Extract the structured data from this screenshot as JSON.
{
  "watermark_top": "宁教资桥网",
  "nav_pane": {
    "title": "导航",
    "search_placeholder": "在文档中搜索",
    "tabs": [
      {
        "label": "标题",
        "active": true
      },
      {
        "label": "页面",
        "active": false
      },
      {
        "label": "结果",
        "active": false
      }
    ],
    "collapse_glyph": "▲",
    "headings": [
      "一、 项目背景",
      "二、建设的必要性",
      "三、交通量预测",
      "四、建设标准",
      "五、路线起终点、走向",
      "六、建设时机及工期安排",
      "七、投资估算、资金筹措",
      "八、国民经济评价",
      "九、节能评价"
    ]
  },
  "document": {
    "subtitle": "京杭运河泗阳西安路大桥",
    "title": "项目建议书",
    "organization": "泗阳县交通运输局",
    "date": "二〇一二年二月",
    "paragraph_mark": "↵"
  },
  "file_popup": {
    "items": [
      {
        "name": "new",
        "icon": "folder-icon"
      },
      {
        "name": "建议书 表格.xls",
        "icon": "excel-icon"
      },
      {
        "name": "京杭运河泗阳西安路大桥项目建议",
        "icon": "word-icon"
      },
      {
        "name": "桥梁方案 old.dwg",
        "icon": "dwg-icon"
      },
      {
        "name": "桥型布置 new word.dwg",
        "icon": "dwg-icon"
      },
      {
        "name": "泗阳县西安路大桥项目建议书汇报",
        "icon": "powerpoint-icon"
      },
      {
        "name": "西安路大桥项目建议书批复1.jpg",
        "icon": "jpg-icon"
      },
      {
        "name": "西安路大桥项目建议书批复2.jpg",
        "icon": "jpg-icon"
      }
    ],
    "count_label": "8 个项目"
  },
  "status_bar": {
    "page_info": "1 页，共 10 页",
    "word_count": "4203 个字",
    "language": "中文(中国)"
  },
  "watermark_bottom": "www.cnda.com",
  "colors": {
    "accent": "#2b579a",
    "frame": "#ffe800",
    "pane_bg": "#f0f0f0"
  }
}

● **Exercise goal**:
Repeat the records above exactly, leaving none out.

● **Solution**:
Extract the structured data from this screenshot as JSON.
{
  "watermark_top": "宁教资桥网",
  "nav_pane": {
    "title": "导航",
    "search_placeholder": "在文档中搜索",
    "tabs": [
      {
        "label": "标题",
        "active": true
      },
      {
        "label": "页面",
        "active": false
      },
      {
        "label": "结果",
        "active": false
      }
    ],
    "collapse_glyph": "▲",
    "headings": [
      "一、 项目背景",
      "二、建设的必要性",
      "三、交通量预测",
      "四、建设标准",
      "五、路线起终点、走向",
      "六、建设时机及工期安排",
      "七、投资估算、资金筹措",
      "八、国民经济评价",
      "九、节能评价"
    ]
  },
  "document": {
    "subtitle": "京杭运河泗阳西安路大桥",
    "title": "项目建议书",
    "organization": "泗阳县交通运输局",
    "date": "二〇一二年二月",
    "paragraph_mark": "↵"
  },
  "file_popup": {
    "items": [
      {
        "name": "new",
        "icon": "folder-icon"
      },
      {
        "name": "建议书 表格.xls",
        "icon": "excel-icon"
      },
      {
        "name": "京杭运河泗阳西安路大桥项目建议",
        "icon": "word-icon"
      },
      {
        "name": "桥梁方案 old.dwg",
        "icon": "dwg-icon"
      },
      {
        "name": "桥型布置 new word.dwg",
        "icon": "dwg-icon"
      },
      {
        "name": "泗阳县西安路大桥项目建议书汇报",
        "icon": "powerpoint-icon"
      },
      {
        "name": "西安路大桥项目建议书批复1.jpg",
        "icon": "jpg-icon"
      },
      {
        "name": "西安路大桥项目建议书批复2.jpg",
        "icon": "jpg-icon"
      }
    ],
    "count_label": "8 个项目"
  },
  "status_bar": {
    "page_info": "1 页，共 10 页",
    "word_count": "4203 个字",
    "language": "中文(中国)"
  },
  "watermark_bottom": "www.cnda.com",
  "colors": {
    "accent": "#2b579a",
    "frame": "#ffe800",
    "pane_bg": "#f0f0f0"
  }
}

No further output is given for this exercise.